====== Listed records ======

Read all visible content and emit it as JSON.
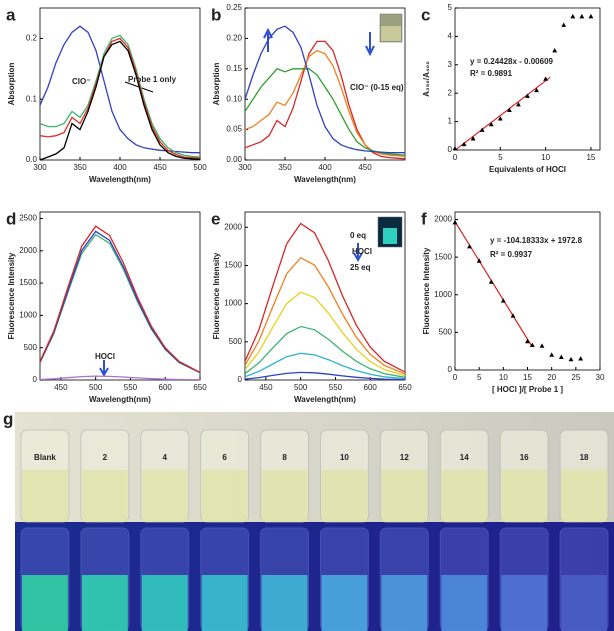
{
  "chart_data": [
    {
      "type": "line",
      "label": "a",
      "xlabel": "Wavelength(nm)",
      "ylabel": "Absorption",
      "xlim": [
        300,
        500
      ],
      "xticks": [
        300,
        350,
        400,
        450,
        500
      ],
      "ylim": [
        0,
        0.25
      ],
      "yticks": [
        {
          "value": 0,
          "label": "0.0"
        },
        0.1,
        0.2
      ],
      "x": [
        300,
        310,
        320,
        330,
        340,
        350,
        360,
        370,
        380,
        390,
        400,
        410,
        420,
        430,
        440,
        450,
        460,
        470,
        480,
        490,
        500
      ],
      "series": [
        {
          "color": "#3040c0",
          "values": [
            0.09,
            0.12,
            0.16,
            0.19,
            0.21,
            0.22,
            0.21,
            0.18,
            0.13,
            0.08,
            0.05,
            0.035,
            0.025,
            0.02,
            0.018,
            0.016,
            0.015,
            0.014,
            0.013,
            0.012,
            0.012
          ]
        },
        {
          "color": "#3cb371",
          "values": [
            0.06,
            0.055,
            0.055,
            0.06,
            0.08,
            0.07,
            0.09,
            0.13,
            0.175,
            0.2,
            0.205,
            0.19,
            0.15,
            0.1,
            0.06,
            0.035,
            0.02,
            0.012,
            0.008,
            0.006,
            0.005
          ]
        },
        {
          "color": "#e03020",
          "values": [
            0.04,
            0.038,
            0.04,
            0.045,
            0.07,
            0.06,
            0.085,
            0.125,
            0.17,
            0.195,
            0.2,
            0.185,
            0.145,
            0.095,
            0.055,
            0.03,
            0.016,
            0.009,
            0.005,
            0.004,
            0.003
          ]
        },
        {
          "color": "#000000",
          "values": [
            0,
            0.005,
            0.01,
            0.02,
            0.06,
            0.05,
            0.08,
            0.12,
            0.17,
            0.19,
            0.195,
            0.18,
            0.14,
            0.09,
            0.05,
            0.025,
            0.012,
            0.006,
            0.003,
            0.002,
            0.001
          ]
        }
      ],
      "annotations": [
        "ClO⁻",
        "Probe 1 only"
      ]
    },
    {
      "type": "line",
      "label": "b",
      "xlabel": "Wavelength(nm)",
      "ylabel": "Absorption",
      "xlim": [
        300,
        500
      ],
      "xticks": [
        300,
        350,
        400,
        450
      ],
      "ylim": [
        0,
        0.25
      ],
      "yticks": [
        {
          "value": 0,
          "label": "0.00"
        },
        {
          "value": 0.05,
          "label": "0.05"
        },
        {
          "value": 0.1,
          "label": "0.10"
        },
        {
          "value": 0.15,
          "label": "0.15"
        },
        {
          "value": 0.2,
          "label": "0.20"
        },
        {
          "value": 0.25,
          "label": "0.25"
        }
      ],
      "x": [
        300,
        310,
        320,
        330,
        340,
        350,
        360,
        370,
        380,
        390,
        400,
        410,
        420,
        430,
        440,
        450,
        460,
        470,
        480,
        490,
        500
      ],
      "series": [
        {
          "color": "#d62728",
          "values": [
            0.02,
            0.025,
            0.03,
            0.04,
            0.065,
            0.055,
            0.085,
            0.13,
            0.175,
            0.195,
            0.195,
            0.18,
            0.14,
            0.09,
            0.05,
            0.025,
            0.012,
            0.006,
            0.004,
            0.003,
            0.002
          ]
        },
        {
          "color": "#f08020",
          "values": [
            0.05,
            0.055,
            0.065,
            0.075,
            0.095,
            0.09,
            0.11,
            0.14,
            0.17,
            0.18,
            0.175,
            0.155,
            0.12,
            0.08,
            0.045,
            0.025,
            0.014,
            0.01,
            0.008,
            0.007,
            0.006
          ]
        },
        {
          "color": "#2ca02c",
          "values": [
            0.08,
            0.1,
            0.12,
            0.135,
            0.15,
            0.145,
            0.15,
            0.15,
            0.15,
            0.14,
            0.12,
            0.1,
            0.075,
            0.05,
            0.03,
            0.02,
            0.015,
            0.012,
            0.01,
            0.009,
            0.008
          ]
        },
        {
          "color": "#3040c0",
          "values": [
            0.1,
            0.14,
            0.175,
            0.2,
            0.215,
            0.22,
            0.21,
            0.185,
            0.14,
            0.09,
            0.055,
            0.035,
            0.025,
            0.02,
            0.017,
            0.015,
            0.014,
            0.013,
            0.012,
            0.012,
            0.012
          ]
        }
      ],
      "annotations": [
        "ClO⁻ (0-15 eq)"
      ]
    },
    {
      "type": "scatter",
      "label": "c",
      "xlabel": "Equivalents of HOCl",
      "ylabel": "A₃₅₀/A₄₀₀",
      "xlim": [
        0,
        16
      ],
      "xticks": [
        0,
        5,
        10,
        15
      ],
      "ylim": [
        0,
        5
      ],
      "yticks": [
        0,
        1,
        2,
        3,
        4,
        5
      ],
      "x": [
        0,
        1,
        2,
        3,
        4,
        5,
        6,
        7,
        8,
        9,
        10,
        11,
        12,
        13,
        14,
        15
      ],
      "values": [
        0.05,
        0.2,
        0.4,
        0.7,
        0.9,
        1.1,
        1.4,
        1.6,
        1.9,
        2.1,
        2.5,
        3.5,
        4.4,
        4.7,
        4.7,
        4.7
      ],
      "color": "#000000",
      "fit": {
        "color": "#d62728",
        "x": [
          0,
          10.5
        ],
        "values": [
          -0.006,
          2.559
        ]
      },
      "annotations": [
        "y = 0.24428x - 0.00609",
        "R² = 0.9891"
      ]
    },
    {
      "type": "line",
      "label": "d",
      "xlabel": "Wavelength(nm)",
      "ylabel": "Fluorescence Intensity",
      "xlim": [
        420,
        650
      ],
      "xticks": [
        450,
        500,
        550,
        600,
        650
      ],
      "ylim": [
        0,
        2600
      ],
      "yticks": [
        0,
        500,
        1000,
        1500,
        2000,
        2500
      ],
      "x": [
        420,
        440,
        460,
        480,
        500,
        520,
        540,
        560,
        580,
        600,
        620,
        650
      ],
      "series": [
        {
          "color": "#3cb371",
          "values": [
            270,
            720,
            1350,
            1958,
            2250,
            2115,
            1710,
            1215,
            788,
            473,
            270,
            113
          ]
        },
        {
          "color": "#3040c0",
          "values": [
            276,
            736,
            1380,
            2001,
            2300,
            2162,
            1748,
            1242,
            805,
            483,
            276,
            115
          ]
        },
        {
          "color": "#d62728",
          "values": [
            286,
            762,
            1428,
            2071,
            2380,
            2237,
            1809,
            1285,
            833,
            500,
            286,
            119
          ]
        },
        {
          "color": "#b070d0",
          "values": [
            7,
            19,
            36,
            52,
            60,
            56,
            46,
            32,
            21,
            13,
            7,
            3
          ]
        }
      ],
      "annotations": [
        "HOCl"
      ]
    },
    {
      "type": "line",
      "label": "e",
      "xlabel": "Wavelength(nm)",
      "ylabel": "Fluorescence Intensity",
      "xlim": [
        420,
        650
      ],
      "xticks": [
        450,
        500,
        550,
        600,
        650
      ],
      "ylim": [
        0,
        2200
      ],
      "yticks": [
        0,
        500,
        1000,
        1500,
        2000
      ],
      "x": [
        420,
        440,
        460,
        480,
        500,
        520,
        540,
        560,
        580,
        600,
        620,
        650
      ],
      "series": [
        {
          "color": "#d62728",
          "values": [
            246,
            656,
            1230,
            1784,
            2050,
            1927,
            1558,
            1107,
            718,
            431,
            246,
            103
          ]
        },
        {
          "color": "#f08020",
          "values": [
            192,
            512,
            960,
            1392,
            1600,
            1504,
            1216,
            864,
            560,
            336,
            192,
            80
          ]
        },
        {
          "color": "#e8d020",
          "values": [
            138,
            368,
            690,
            1001,
            1150,
            1081,
            874,
            621,
            403,
            242,
            138,
            58
          ]
        },
        {
          "color": "#3cb371",
          "values": [
            84,
            224,
            420,
            609,
            700,
            658,
            532,
            378,
            245,
            147,
            84,
            35
          ]
        },
        {
          "color": "#30b0d0",
          "values": [
            42,
            112,
            210,
            305,
            350,
            329,
            266,
            189,
            123,
            74,
            42,
            18
          ]
        },
        {
          "color": "#3040c0",
          "values": [
            12,
            32,
            60,
            87,
            100,
            94,
            76,
            54,
            35,
            21,
            12,
            5
          ]
        }
      ],
      "annotations": [
        "0 eq",
        "HOCl",
        "25 eq"
      ]
    },
    {
      "type": "scatter",
      "label": "f",
      "xlabel": "[ HOCl ]/[ Probe 1 ]",
      "ylabel": "Fluorescence Intensity",
      "xlim": [
        0,
        30
      ],
      "xticks": [
        0,
        5,
        10,
        15,
        20,
        25,
        30
      ],
      "ylim": [
        0,
        2100
      ],
      "yticks": [
        0,
        500,
        1000,
        1500,
        2000
      ],
      "x": [
        0,
        3,
        5,
        7.5,
        10,
        12,
        15,
        16,
        18,
        20,
        22,
        24,
        26
      ],
      "values": [
        1960,
        1640,
        1450,
        1170,
        920,
        720,
        380,
        330,
        320,
        200,
        170,
        140,
        150
      ],
      "color": "#000000",
      "fit": {
        "color": "#d62728",
        "x": [
          0,
          16
        ],
        "values": [
          1972.8,
          306
        ]
      },
      "annotations": [
        "y = -104.18333x + 1972.8",
        "R² = 0.9937"
      ]
    }
  ],
  "photo": {
    "label": "g",
    "vial_labels": [
      "Blank",
      "2",
      "4",
      "6",
      "8",
      "10",
      "12",
      "14",
      "16",
      "18"
    ]
  }
}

======

Task to carry out
Above are the records. Copy every line in them holding "HOCl".

Solution to this problem
      "xlabel": "Equivalents of HOCl",
        "HOCl"
        "HOCl",
      "xlabel": "[ HOCl ]/[ Probe 1 ]",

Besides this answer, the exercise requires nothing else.